begin

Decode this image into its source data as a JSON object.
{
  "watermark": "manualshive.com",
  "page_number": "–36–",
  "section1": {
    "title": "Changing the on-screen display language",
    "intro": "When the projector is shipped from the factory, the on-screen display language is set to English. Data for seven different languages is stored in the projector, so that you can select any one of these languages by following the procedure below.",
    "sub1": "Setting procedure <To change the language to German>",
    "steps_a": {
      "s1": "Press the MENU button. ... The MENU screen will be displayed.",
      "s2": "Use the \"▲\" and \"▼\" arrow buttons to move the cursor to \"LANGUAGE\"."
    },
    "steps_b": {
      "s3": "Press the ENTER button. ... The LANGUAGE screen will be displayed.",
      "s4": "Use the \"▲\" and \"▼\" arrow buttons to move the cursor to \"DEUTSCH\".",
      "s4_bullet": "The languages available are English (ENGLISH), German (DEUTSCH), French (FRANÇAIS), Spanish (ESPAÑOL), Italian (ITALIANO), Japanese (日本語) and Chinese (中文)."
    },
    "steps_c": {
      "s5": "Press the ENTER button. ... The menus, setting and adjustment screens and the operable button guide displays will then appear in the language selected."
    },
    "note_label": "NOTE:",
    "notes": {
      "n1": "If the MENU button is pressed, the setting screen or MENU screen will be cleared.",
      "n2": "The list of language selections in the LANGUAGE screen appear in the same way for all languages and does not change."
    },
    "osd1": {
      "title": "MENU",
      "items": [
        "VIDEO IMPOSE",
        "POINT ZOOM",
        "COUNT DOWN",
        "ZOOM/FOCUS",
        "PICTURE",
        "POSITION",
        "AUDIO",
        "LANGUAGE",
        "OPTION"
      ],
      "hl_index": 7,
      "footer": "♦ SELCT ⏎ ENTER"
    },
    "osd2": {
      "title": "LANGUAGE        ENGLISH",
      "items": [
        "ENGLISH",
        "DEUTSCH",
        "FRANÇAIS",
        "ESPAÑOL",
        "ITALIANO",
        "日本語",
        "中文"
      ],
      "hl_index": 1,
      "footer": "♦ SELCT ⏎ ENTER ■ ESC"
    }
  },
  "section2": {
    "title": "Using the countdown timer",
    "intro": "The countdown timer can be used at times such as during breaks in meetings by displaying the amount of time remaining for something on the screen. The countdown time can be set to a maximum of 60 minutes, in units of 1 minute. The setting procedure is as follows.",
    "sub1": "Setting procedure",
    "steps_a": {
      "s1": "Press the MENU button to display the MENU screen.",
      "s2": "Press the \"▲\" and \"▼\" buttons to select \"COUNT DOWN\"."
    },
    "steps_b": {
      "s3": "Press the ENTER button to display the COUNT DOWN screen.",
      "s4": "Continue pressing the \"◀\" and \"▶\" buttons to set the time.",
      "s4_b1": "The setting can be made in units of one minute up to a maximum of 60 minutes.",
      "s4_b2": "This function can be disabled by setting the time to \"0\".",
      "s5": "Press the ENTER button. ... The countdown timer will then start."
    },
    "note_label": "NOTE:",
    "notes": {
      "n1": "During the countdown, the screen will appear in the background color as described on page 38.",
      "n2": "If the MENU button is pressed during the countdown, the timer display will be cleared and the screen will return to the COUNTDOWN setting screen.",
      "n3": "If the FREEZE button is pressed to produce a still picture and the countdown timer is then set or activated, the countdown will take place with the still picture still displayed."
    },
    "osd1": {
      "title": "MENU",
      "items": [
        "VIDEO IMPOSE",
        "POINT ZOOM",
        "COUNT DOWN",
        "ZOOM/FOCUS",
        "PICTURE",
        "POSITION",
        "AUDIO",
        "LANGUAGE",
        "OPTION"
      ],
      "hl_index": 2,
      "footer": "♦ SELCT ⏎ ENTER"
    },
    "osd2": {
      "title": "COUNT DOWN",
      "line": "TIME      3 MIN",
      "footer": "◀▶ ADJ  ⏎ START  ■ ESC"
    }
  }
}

end

**TO BE DONE:** Word for word, quote all of the data above.

**TASK RESPONSE:**
Decode this image into its source data as a JSON object.
{
  "watermark": "manualshive.com",
  "page_number": "–36–",
  "section1": {
    "title": "Changing the on-screen display language",
    "intro": "When the projector is shipped from the factory, the on-screen display language is set to English. Data for seven different languages is stored in the projector, so that you can select any one of these languages by following the procedure below.",
    "sub1": "Setting procedure <To change the language to German>",
    "steps_a": {
      "s1": "Press the MENU button. ... The MENU screen will be displayed.",
      "s2": "Use the \"▲\" and \"▼\" arrow buttons to move the cursor to \"LANGUAGE\"."
    },
    "steps_b": {
      "s3": "Press the ENTER button. ... The LANGUAGE screen will be displayed.",
      "s4": "Use the \"▲\" and \"▼\" arrow buttons to move the cursor to \"DEUTSCH\".",
      "s4_bullet": "The languages available are English (ENGLISH), German (DEUTSCH), French (FRANÇAIS), Spanish (ESPAÑOL), Italian (ITALIANO), Japanese (日本語) and Chinese (中文)."
    },
    "steps_c": {
      "s5": "Press the ENTER button. ... The menus, setting and adjustment screens and the operable button guide displays will then appear in the language selected."
    },
    "note_label": "NOTE:",
    "notes": {
      "n1": "If the MENU button is pressed, the setting screen or MENU screen will be cleared.",
      "n2": "The list of language selections in the LANGUAGE screen appear in the same way for all languages and does not change."
    },
    "osd1": {
      "title": "MENU",
      "items": [
        "VIDEO IMPOSE",
        "POINT ZOOM",
        "COUNT DOWN",
        "ZOOM/FOCUS",
        "PICTURE",
        "POSITION",
        "AUDIO",
        "LANGUAGE",
        "OPTION"
      ],
      "hl_index": 7,
      "footer": "♦ SELCT ⏎ ENTER"
    },
    "osd2": {
      "title": "LANGUAGE        ENGLISH",
      "items": [
        "ENGLISH",
        "DEUTSCH",
        "FRANÇAIS",
        "ESPAÑOL",
        "ITALIANO",
        "日本語",
        "中文"
      ],
      "hl_index": 1,
      "footer": "♦ SELCT ⏎ ENTER ■ ESC"
    }
  },
  "section2": {
    "title": "Using the countdown timer",
    "intro": "The countdown timer can be used at times such as during breaks in meetings by displaying the amount of time remaining for something on the screen. The countdown time can be set to a maximum of 60 minutes, in units of 1 minute. The setting procedure is as follows.",
    "sub1": "Setting procedure",
    "steps_a": {
      "s1": "Press the MENU button to display the MENU screen.",
      "s2": "Press the \"▲\" and \"▼\" buttons to select \"COUNT DOWN\"."
    },
    "steps_b": {
      "s3": "Press the ENTER button to display the COUNT DOWN screen.",
      "s4": "Continue pressing the \"◀\" and \"▶\" buttons to set the time.",
      "s4_b1": "The setting can be made in units of one minute up to a maximum of 60 minutes.",
      "s4_b2": "This function can be disabled by setting the time to \"0\".",
      "s5": "Press the ENTER button. ... The countdown timer will then start."
    },
    "note_label": "NOTE:",
    "notes": {
      "n1": "During the countdown, the screen will appear in the background color as described on page 38.",
      "n2": "If the MENU button is pressed during the countdown, the timer display will be cleared and the screen will return to the COUNTDOWN setting screen.",
      "n3": "If the FREEZE button is pressed to produce a still picture and the countdown timer is then set or activated, the countdown will take place with the still picture still displayed."
    },
    "osd1": {
      "title": "MENU",
      "items": [
        "VIDEO IMPOSE",
        "POINT ZOOM",
        "COUNT DOWN",
        "ZOOM/FOCUS",
        "PICTURE",
        "POSITION",
        "AUDIO",
        "LANGUAGE",
        "OPTION"
      ],
      "hl_index": 2,
      "footer": "♦ SELCT ⏎ ENTER"
    },
    "osd2": {
      "title": "COUNT DOWN",
      "line": "TIME      3 MIN",
      "footer": "◀▶ ADJ  ⏎ START  ■ ESC"
    }
  }
}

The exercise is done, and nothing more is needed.